→ WHAT THE TASK REQUIRES: Reproduce every line in the listing that contains the word "intensity".

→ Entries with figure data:

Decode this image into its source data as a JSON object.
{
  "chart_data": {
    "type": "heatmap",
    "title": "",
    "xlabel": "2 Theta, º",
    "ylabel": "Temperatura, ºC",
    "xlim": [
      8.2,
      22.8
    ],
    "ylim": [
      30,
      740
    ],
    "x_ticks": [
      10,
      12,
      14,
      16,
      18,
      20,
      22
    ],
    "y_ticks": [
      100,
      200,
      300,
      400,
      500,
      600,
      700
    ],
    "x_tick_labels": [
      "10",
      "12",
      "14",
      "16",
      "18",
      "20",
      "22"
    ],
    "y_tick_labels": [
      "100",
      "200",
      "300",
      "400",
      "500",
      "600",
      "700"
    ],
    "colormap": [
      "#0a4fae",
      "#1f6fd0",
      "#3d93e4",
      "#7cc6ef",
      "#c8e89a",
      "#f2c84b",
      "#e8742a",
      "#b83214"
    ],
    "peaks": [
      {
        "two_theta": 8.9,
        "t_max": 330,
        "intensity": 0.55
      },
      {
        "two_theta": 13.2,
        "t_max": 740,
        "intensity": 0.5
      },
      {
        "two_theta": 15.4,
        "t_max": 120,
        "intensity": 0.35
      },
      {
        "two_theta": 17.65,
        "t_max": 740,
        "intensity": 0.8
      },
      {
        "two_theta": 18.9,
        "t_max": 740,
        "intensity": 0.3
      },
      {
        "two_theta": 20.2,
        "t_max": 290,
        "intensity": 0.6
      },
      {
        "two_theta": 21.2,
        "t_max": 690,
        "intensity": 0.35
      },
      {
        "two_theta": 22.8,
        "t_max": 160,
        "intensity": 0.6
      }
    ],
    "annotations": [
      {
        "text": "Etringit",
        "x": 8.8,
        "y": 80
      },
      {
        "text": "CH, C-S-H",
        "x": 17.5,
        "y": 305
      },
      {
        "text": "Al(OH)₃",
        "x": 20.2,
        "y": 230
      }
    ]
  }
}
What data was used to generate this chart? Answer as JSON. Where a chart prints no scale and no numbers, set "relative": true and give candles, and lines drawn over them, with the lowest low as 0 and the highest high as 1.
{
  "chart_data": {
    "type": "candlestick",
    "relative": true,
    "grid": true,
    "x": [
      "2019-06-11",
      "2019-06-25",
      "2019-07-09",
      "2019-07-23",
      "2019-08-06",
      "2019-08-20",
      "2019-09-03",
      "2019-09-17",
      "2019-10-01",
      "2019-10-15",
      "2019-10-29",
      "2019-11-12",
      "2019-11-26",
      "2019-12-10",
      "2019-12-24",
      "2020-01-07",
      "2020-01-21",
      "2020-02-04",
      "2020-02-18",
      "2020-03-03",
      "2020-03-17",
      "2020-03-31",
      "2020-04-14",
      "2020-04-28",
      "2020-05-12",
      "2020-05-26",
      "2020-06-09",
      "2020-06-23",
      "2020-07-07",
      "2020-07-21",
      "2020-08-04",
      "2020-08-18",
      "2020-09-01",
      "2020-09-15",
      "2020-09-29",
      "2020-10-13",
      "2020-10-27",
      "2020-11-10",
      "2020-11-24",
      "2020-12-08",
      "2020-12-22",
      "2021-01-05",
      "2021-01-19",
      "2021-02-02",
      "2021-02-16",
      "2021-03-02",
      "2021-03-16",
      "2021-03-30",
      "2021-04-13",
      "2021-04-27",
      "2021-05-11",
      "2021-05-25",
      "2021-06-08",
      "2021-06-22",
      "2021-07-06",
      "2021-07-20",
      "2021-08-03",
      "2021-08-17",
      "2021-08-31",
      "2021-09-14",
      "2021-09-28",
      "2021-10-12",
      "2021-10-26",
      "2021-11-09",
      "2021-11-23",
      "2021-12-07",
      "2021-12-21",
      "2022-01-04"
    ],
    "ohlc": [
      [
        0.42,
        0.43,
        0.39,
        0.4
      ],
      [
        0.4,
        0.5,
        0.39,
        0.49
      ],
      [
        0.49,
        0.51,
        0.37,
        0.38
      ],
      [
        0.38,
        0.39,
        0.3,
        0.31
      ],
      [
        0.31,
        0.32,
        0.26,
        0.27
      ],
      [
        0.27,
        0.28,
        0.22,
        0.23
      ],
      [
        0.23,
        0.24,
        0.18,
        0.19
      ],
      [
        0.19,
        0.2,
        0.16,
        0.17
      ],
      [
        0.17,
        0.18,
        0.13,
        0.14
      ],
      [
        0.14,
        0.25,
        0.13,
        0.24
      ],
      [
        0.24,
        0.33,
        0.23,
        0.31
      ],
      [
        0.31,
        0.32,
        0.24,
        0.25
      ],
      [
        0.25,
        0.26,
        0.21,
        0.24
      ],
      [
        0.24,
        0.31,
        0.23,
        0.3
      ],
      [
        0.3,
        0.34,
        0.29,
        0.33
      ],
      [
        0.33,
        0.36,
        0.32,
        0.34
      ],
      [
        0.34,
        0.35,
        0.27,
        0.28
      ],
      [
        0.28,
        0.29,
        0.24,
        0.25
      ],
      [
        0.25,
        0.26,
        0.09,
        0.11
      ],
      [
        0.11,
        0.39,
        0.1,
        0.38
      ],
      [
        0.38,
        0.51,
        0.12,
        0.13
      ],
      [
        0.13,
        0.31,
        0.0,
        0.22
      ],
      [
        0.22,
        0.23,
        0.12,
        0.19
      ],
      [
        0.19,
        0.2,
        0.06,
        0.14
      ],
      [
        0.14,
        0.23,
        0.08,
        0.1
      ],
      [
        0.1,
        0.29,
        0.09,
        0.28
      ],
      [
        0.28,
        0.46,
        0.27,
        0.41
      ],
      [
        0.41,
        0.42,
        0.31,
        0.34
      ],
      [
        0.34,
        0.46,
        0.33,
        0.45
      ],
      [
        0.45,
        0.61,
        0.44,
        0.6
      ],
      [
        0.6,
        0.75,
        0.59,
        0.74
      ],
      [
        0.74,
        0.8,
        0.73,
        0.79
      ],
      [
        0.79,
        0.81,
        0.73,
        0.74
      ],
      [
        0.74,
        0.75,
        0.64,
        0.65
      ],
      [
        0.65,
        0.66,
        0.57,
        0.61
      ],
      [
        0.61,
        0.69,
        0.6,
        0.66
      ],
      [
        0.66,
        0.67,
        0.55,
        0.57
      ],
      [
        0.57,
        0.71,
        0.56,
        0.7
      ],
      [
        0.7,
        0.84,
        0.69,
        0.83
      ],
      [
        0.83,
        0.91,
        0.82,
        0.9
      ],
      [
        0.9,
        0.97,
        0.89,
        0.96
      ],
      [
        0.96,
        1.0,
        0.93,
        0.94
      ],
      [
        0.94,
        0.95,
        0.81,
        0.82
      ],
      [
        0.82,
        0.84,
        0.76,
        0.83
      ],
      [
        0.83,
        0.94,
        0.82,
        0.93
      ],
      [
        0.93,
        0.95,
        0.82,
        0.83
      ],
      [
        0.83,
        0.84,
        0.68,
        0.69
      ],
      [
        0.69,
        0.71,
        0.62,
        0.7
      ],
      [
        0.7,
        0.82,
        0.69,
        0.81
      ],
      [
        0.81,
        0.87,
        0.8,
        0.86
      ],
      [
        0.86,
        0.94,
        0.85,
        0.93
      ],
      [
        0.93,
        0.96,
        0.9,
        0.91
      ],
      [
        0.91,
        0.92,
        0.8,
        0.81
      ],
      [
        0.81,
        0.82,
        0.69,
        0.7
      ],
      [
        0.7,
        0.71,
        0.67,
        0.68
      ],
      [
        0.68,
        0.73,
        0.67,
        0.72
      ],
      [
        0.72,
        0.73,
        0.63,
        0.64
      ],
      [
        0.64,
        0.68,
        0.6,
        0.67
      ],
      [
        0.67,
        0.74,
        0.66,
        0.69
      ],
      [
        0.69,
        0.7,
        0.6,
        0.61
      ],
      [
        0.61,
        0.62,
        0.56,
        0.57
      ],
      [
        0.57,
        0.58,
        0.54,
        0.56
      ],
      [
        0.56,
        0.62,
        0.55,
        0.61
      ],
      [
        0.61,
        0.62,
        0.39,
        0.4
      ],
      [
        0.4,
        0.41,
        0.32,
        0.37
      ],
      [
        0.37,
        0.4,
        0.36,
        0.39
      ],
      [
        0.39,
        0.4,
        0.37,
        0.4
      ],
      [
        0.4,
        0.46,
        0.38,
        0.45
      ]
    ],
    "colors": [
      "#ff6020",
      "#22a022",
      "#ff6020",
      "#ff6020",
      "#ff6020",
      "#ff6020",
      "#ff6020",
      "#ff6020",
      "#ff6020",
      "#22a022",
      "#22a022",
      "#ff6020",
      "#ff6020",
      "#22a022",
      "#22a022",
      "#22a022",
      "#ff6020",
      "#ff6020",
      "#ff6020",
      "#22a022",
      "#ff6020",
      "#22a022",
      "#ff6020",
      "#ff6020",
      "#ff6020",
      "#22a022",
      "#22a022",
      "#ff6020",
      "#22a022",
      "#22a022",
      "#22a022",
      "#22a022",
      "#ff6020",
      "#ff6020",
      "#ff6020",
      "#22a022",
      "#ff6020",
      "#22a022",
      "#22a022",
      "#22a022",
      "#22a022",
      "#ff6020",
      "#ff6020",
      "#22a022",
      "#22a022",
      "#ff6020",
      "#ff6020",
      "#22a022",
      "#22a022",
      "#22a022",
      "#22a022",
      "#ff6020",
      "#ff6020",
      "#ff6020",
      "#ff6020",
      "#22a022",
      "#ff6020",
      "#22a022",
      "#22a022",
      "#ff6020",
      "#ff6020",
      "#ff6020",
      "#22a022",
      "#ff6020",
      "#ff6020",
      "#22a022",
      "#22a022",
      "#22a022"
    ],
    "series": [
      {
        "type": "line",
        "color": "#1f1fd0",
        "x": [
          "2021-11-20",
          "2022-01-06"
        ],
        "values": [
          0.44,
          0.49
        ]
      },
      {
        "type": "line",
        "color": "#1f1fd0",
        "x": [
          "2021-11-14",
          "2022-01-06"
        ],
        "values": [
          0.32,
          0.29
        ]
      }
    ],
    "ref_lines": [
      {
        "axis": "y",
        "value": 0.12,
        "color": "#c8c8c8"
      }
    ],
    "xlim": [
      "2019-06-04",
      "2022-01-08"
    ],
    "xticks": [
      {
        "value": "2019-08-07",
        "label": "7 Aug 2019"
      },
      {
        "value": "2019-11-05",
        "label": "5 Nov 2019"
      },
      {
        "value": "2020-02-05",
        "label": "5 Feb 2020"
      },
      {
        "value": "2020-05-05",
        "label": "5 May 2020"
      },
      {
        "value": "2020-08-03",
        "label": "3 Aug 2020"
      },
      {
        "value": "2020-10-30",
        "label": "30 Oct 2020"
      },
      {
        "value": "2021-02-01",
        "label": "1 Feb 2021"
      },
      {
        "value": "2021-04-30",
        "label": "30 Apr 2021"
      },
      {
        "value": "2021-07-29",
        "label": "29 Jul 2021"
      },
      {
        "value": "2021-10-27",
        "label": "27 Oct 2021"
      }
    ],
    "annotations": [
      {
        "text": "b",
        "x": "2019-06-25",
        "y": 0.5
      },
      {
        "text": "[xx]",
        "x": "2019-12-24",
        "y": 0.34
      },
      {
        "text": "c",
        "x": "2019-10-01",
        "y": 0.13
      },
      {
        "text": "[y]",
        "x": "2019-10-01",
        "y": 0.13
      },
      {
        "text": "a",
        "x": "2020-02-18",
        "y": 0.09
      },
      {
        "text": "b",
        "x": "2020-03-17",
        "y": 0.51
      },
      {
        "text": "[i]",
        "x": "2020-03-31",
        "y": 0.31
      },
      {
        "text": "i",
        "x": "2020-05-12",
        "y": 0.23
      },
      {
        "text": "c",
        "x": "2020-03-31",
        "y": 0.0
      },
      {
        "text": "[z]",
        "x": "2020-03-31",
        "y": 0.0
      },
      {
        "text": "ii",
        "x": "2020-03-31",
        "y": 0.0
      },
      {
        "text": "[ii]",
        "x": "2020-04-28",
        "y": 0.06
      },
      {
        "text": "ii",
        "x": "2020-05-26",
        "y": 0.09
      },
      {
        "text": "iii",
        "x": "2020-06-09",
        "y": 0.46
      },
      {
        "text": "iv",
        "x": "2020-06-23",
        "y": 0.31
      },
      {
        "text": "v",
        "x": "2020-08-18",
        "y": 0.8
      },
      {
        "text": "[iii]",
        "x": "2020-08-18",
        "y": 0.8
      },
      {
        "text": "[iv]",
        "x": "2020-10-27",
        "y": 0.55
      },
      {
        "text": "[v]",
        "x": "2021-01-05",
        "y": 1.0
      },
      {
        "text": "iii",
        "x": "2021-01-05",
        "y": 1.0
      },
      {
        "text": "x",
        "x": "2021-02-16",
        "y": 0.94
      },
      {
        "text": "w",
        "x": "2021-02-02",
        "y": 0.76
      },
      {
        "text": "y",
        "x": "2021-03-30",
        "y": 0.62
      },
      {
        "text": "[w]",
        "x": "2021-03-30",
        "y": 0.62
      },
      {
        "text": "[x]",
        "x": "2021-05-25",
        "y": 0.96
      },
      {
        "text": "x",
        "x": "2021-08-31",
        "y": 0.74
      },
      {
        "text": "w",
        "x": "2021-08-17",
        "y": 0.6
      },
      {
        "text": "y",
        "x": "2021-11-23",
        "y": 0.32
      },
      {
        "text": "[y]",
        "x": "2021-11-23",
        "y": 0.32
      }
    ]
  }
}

→ FINISHED ANSWER:
        "intensity": 0.55
        "intensity": 0.5
        "intensity": 0.35
        "intensity": 0.8
        "intensity": 0.3
        "intensity": 0.6
        "intensity": 0.35
        "intensity": 0.6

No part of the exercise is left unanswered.